Exercise directions: Copy every line of the entries below character for character, leaving out the pictures.

Exercise materials:
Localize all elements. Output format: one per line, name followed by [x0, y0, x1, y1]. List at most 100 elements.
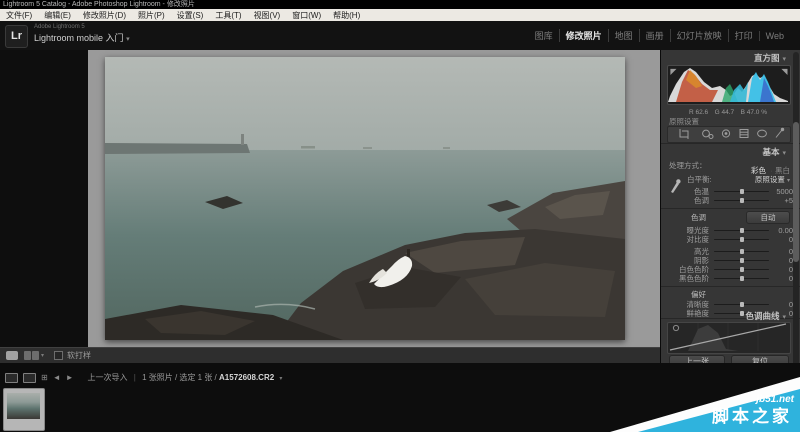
slider-thumb[interactable]: [740, 267, 744, 272]
module-web[interactable]: Web: [759, 31, 790, 41]
slider-thumb[interactable]: [740, 249, 744, 254]
auto-tone-button[interactable]: 自动: [746, 211, 790, 224]
tone-section-label: 色调: [691, 212, 706, 223]
window-titlebar[interactable]: Lightroom 5 Catalog - Adobe Photoshop Li…: [0, 0, 800, 9]
filmstrip-bar: ⊞ ◄ ► 上一次导入 | 1 张照片 / 选定 1 张 / A1572608.…: [0, 370, 800, 385]
shadows-value[interactable]: 0: [774, 256, 793, 265]
chevron-down-icon[interactable]: ▾: [279, 376, 282, 382]
panel-collapse-icon[interactable]: ▾: [782, 150, 786, 157]
before-after-left-icon[interactable]: [24, 351, 31, 360]
crop-tool-icon[interactable]: [680, 129, 688, 139]
menu-window[interactable]: 窗口(W): [286, 10, 327, 21]
contrast-slider[interactable]: [714, 239, 769, 240]
previous-photo-arrow-icon[interactable]: ◄: [53, 373, 61, 382]
targeted-adjustment-icon[interactable]: [673, 325, 678, 330]
contrast-value[interactable]: 0: [774, 235, 793, 244]
soft-proof-label[interactable]: 软打样: [67, 350, 91, 361]
loupe-view-icon[interactable]: [6, 351, 18, 360]
menu-develop[interactable]: 修改照片(D): [77, 10, 132, 21]
tone-curve-panel-header[interactable]: 色调曲线▾: [745, 310, 786, 322]
before-after-right-icon[interactable]: [32, 351, 39, 360]
main-window-icon[interactable]: [5, 373, 18, 383]
menu-file[interactable]: 文件(F): [0, 10, 38, 21]
highlight-clipping-icon[interactable]: ◥: [780, 67, 789, 76]
exposure-value[interactable]: 0.00: [774, 226, 793, 235]
module-map[interactable]: 地图: [608, 29, 639, 42]
graduated-filter-tool-icon[interactable]: [740, 130, 748, 138]
filmstrip-thumbnail[interactable]: [3, 388, 45, 431]
slider-thumb[interactable]: [740, 237, 744, 242]
identity-plate[interactable]: Adobe Lightroom 5 Lightroom mobile 入门 ▾: [34, 24, 130, 44]
module-develop[interactable]: 修改照片: [559, 29, 608, 42]
histogram-box[interactable]: ◤ ◥: [667, 65, 791, 105]
menu-photo[interactable]: 照片(P): [132, 10, 171, 21]
tint-slider[interactable]: [714, 200, 769, 201]
module-book[interactable]: 画册: [639, 29, 670, 42]
tint-label: 色调: [667, 195, 709, 206]
clarity-slider[interactable]: [714, 304, 769, 305]
photo-canvas[interactable]: [105, 57, 625, 340]
panel-scrollbar-thumb[interactable]: [793, 122, 799, 262]
module-print[interactable]: 打印: [728, 29, 759, 42]
slider-thumb[interactable]: [740, 302, 744, 307]
white-balance-select[interactable]: 原照设置 ▾: [755, 174, 790, 185]
second-window-icon[interactable]: [23, 373, 36, 383]
adjustment-brush-tool-icon[interactable]: [776, 128, 784, 137]
panel-collapse-icon[interactable]: ▾: [782, 314, 786, 321]
shadow-clipping-icon[interactable]: ◤: [669, 67, 678, 76]
temp-value[interactable]: 5000: [774, 187, 793, 196]
menu-settings[interactable]: 设置(S): [171, 10, 210, 21]
before-after-dropdown-icon[interactable]: ▾: [41, 352, 44, 359]
red-eye-tool-icon[interactable]: [722, 130, 729, 137]
tint-value[interactable]: +5: [774, 196, 793, 205]
whites-value[interactable]: 0: [774, 265, 793, 274]
tool-strip: [667, 126, 791, 143]
clarity-value[interactable]: 0: [774, 300, 793, 309]
panel-collapse-icon[interactable]: ▾: [782, 56, 786, 63]
highlights-value[interactable]: 0: [774, 247, 793, 256]
white-balance-label: 白平衡:: [687, 174, 712, 185]
histogram-header[interactable]: 直方图▾: [754, 52, 786, 64]
basic-panel-header[interactable]: 基本▾: [762, 146, 786, 158]
contrast-label: 对比度: [667, 234, 709, 245]
menu-view[interactable]: 视图(V): [248, 10, 287, 21]
filmstrip-breadcrumb[interactable]: 上一次导入 | 1 张照片 / 选定 1 张 / A1572608.CR2 ▾: [88, 372, 283, 383]
blacks-value[interactable]: 0: [774, 274, 793, 283]
blacks-slider[interactable]: [714, 278, 769, 279]
chevron-down-icon[interactable]: ▾: [126, 36, 130, 43]
left-panel-collapsed[interactable]: [0, 50, 88, 347]
tone-curve-box[interactable]: [667, 322, 791, 354]
slider-thumb[interactable]: [740, 189, 744, 194]
whites-slider[interactable]: [714, 269, 769, 270]
contrast-slider-row: 对比度 0: [667, 235, 793, 244]
exposure-slider[interactable]: [714, 230, 769, 231]
shadows-slider[interactable]: [714, 260, 769, 261]
grid-view-icon[interactable]: ⊞: [41, 373, 48, 382]
filmstrip-selection-info: 1 张照片 / 选定 1 张 /: [142, 373, 217, 382]
spot-removal-tool-icon[interactable]: [703, 130, 713, 138]
slider-thumb[interactable]: [740, 276, 744, 281]
menu-edit[interactable]: 编辑(E): [38, 10, 77, 21]
breadcrumb-divider: |: [130, 373, 140, 382]
blacks-slider-row: 黑色色阶 0: [667, 274, 793, 283]
module-library[interactable]: 图库: [529, 29, 559, 42]
filmstrip-source[interactable]: 上一次导入: [88, 373, 128, 382]
soft-proof-checkbox[interactable]: [54, 351, 63, 360]
module-slideshow[interactable]: 幻灯片放映: [670, 29, 728, 42]
window-title: Lightroom 5 Catalog - Adobe Photoshop Li…: [3, 1, 195, 8]
module-picker: 图库 修改照片 地图 画册 幻灯片放映 打印 Web: [529, 29, 790, 42]
next-photo-arrow-icon[interactable]: ►: [66, 373, 74, 382]
menu-help[interactable]: 帮助(H): [327, 10, 366, 21]
slider-thumb[interactable]: [740, 258, 744, 263]
highlights-slider[interactable]: [714, 251, 769, 252]
histogram-graph: [668, 66, 788, 102]
slider-thumb[interactable]: [740, 198, 744, 203]
temp-slider[interactable]: [714, 191, 769, 192]
thumbnail-image: [7, 393, 40, 419]
menu-tools[interactable]: 工具(T): [209, 10, 247, 21]
panel-scrollbar[interactable]: [793, 52, 799, 368]
radial-filter-tool-icon[interactable]: [758, 130, 767, 137]
watermark-name-text: 脚本之家: [712, 402, 792, 427]
slider-thumb[interactable]: [740, 228, 744, 233]
slider-thumb[interactable]: [740, 311, 744, 316]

Solution to this problem:
Localize all elements. Output format: one per line, name followed by [x0, y0, x1, y1]. List at most 100 elements.
slider-thumb[interactable]: [740, 267, 744, 272]
module-web[interactable]: Web: [759, 31, 790, 41]
slider-thumb[interactable]: [740, 249, 744, 254]
auto-tone-button[interactable]: 自动: [746, 211, 790, 224]
tone-section-label: 色调: [691, 212, 706, 223]
window-titlebar[interactable]: Lightroom 5 Catalog - Adobe Photoshop Li…: [0, 0, 800, 9]
filmstrip-bar: ⊞ ◄ ► 上一次导入 | 1 张照片 / 选定 1 张 / A1572608.…: [0, 370, 800, 385]
shadows-value[interactable]: 0: [774, 256, 793, 265]
chevron-down-icon[interactable]: ▾: [279, 376, 282, 382]
panel-collapse-icon[interactable]: ▾: [782, 150, 786, 157]
before-after-left-icon[interactable]: [24, 351, 31, 360]
crop-tool-icon[interactable]: [680, 129, 688, 139]
menu-window[interactable]: 窗口(W): [286, 10, 327, 21]
contrast-slider[interactable]: [714, 239, 769, 240]
previous-photo-arrow-icon[interactable]: ◄: [53, 373, 61, 382]
targeted-adjustment-icon[interactable]: [673, 325, 678, 330]
contrast-value[interactable]: 0: [774, 235, 793, 244]
soft-proof-label[interactable]: 软打样: [67, 350, 91, 361]
loupe-view-icon[interactable]: [6, 351, 18, 360]
menu-develop[interactable]: 修改照片(D): [77, 10, 132, 21]
tone-curve-panel-header[interactable]: 色调曲线▾: [745, 310, 786, 322]
before-after-right-icon[interactable]: [32, 351, 39, 360]
main-window-icon[interactable]: [5, 373, 18, 383]
menu-file[interactable]: 文件(F): [0, 10, 38, 21]
highlight-clipping-icon[interactable]: ◥: [780, 67, 789, 76]
exposure-value[interactable]: 0.00: [774, 226, 793, 235]
module-map[interactable]: 地图: [608, 29, 639, 42]
graduated-filter-tool-icon[interactable]: [740, 130, 748, 138]
filmstrip-thumbnail[interactable]: [3, 388, 45, 431]
slider-thumb[interactable]: [740, 237, 744, 242]
identity-plate[interactable]: Adobe Lightroom 5 Lightroom mobile 入门 ▾: [34, 24, 130, 44]
module-develop[interactable]: 修改照片: [559, 29, 608, 42]
histogram-box[interactable]: ◤ ◥: [667, 65, 791, 105]
menu-photo[interactable]: 照片(P): [132, 10, 171, 21]
tint-slider[interactable]: [714, 200, 769, 201]
module-book[interactable]: 画册: [639, 29, 670, 42]
tint-label: 色调: [667, 195, 709, 206]
clarity-slider[interactable]: [714, 304, 769, 305]
photo-canvas[interactable]: [105, 57, 625, 340]
panel-scrollbar-thumb[interactable]: [793, 122, 799, 262]
module-print[interactable]: 打印: [728, 29, 759, 42]
slider-thumb[interactable]: [740, 302, 744, 307]
white-balance-select[interactable]: 原照设置 ▾: [755, 174, 790, 185]
second-window-icon[interactable]: [23, 373, 36, 383]
adjustment-brush-tool-icon[interactable]: [776, 128, 784, 137]
panel-collapse-icon[interactable]: ▾: [782, 314, 786, 321]
shadow-clipping-icon[interactable]: ◤: [669, 67, 678, 76]
temp-value[interactable]: 5000: [774, 187, 793, 196]
menu-settings[interactable]: 设置(S): [171, 10, 210, 21]
before-after-dropdown-icon[interactable]: ▾: [41, 352, 44, 359]
red-eye-tool-icon[interactable]: [722, 130, 729, 137]
tint-value[interactable]: +5: [774, 196, 793, 205]
whites-value[interactable]: 0: [774, 265, 793, 274]
tool-strip: [667, 126, 791, 143]
clarity-value[interactable]: 0: [774, 300, 793, 309]
panel-collapse-icon[interactable]: ▾: [782, 56, 786, 63]
highlights-value[interactable]: 0: [774, 247, 793, 256]
white-balance-label: 白平衡:: [687, 174, 712, 185]
histogram-header[interactable]: 直方图▾: [754, 52, 786, 64]
basic-panel-header[interactable]: 基本▾: [762, 146, 786, 158]
contrast-label: 对比度: [667, 234, 709, 245]
menu-view[interactable]: 视图(V): [248, 10, 287, 21]
filmstrip-breadcrumb[interactable]: 上一次导入 | 1 张照片 / 选定 1 张 / A1572608.CR2 ▾: [88, 372, 283, 383]
blacks-value[interactable]: 0: [774, 274, 793, 283]
blacks-slider[interactable]: [714, 278, 769, 279]
chevron-down-icon[interactable]: ▾: [126, 36, 130, 43]
left-panel-collapsed[interactable]: [0, 50, 88, 347]
tone-curve-box[interactable]: [667, 322, 791, 354]
slider-thumb[interactable]: [740, 189, 744, 194]
whites-slider[interactable]: [714, 269, 769, 270]
contrast-slider-row: 对比度 0: [667, 235, 793, 244]
exposure-slider[interactable]: [714, 230, 769, 231]
shadows-slider[interactable]: [714, 260, 769, 261]
grid-view-icon[interactable]: ⊞: [41, 373, 48, 382]
filmstrip-selection-info: 1 张照片 / 选定 1 张 /: [142, 373, 217, 382]
spot-removal-tool-icon[interactable]: [703, 130, 713, 138]
slider-thumb[interactable]: [740, 276, 744, 281]
menu-edit[interactable]: 编辑(E): [38, 10, 77, 21]
breadcrumb-divider: |: [130, 373, 140, 382]
blacks-slider-row: 黑色色阶 0: [667, 274, 793, 283]
module-library[interactable]: 图库: [529, 29, 559, 42]
filmstrip-source[interactable]: 上一次导入: [88, 373, 128, 382]
soft-proof-checkbox[interactable]: [54, 351, 63, 360]
module-slideshow[interactable]: 幻灯片放映: [670, 29, 728, 42]
window-title: Lightroom 5 Catalog - Adobe Photoshop Li…: [3, 1, 195, 8]
module-picker: 图库 修改照片 地图 画册 幻灯片放映 打印 Web: [529, 29, 790, 42]
next-photo-arrow-icon[interactable]: ►: [66, 373, 74, 382]
menu-help[interactable]: 帮助(H): [327, 10, 366, 21]
slider-thumb[interactable]: [740, 258, 744, 263]
highlights-slider[interactable]: [714, 251, 769, 252]
histogram-graph: [668, 66, 788, 102]
slider-thumb[interactable]: [740, 198, 744, 203]
temp-slider[interactable]: [714, 191, 769, 192]
thumbnail-image: [7, 393, 40, 419]
menu-tools[interactable]: 工具(T): [209, 10, 247, 21]
panel-scrollbar[interactable]: [793, 52, 799, 368]
radial-filter-tool-icon[interactable]: [758, 130, 767, 137]
watermark-name-text: 脚本之家: [712, 402, 792, 427]
slider-thumb[interactable]: [740, 228, 744, 233]
slider-thumb[interactable]: [740, 311, 744, 316]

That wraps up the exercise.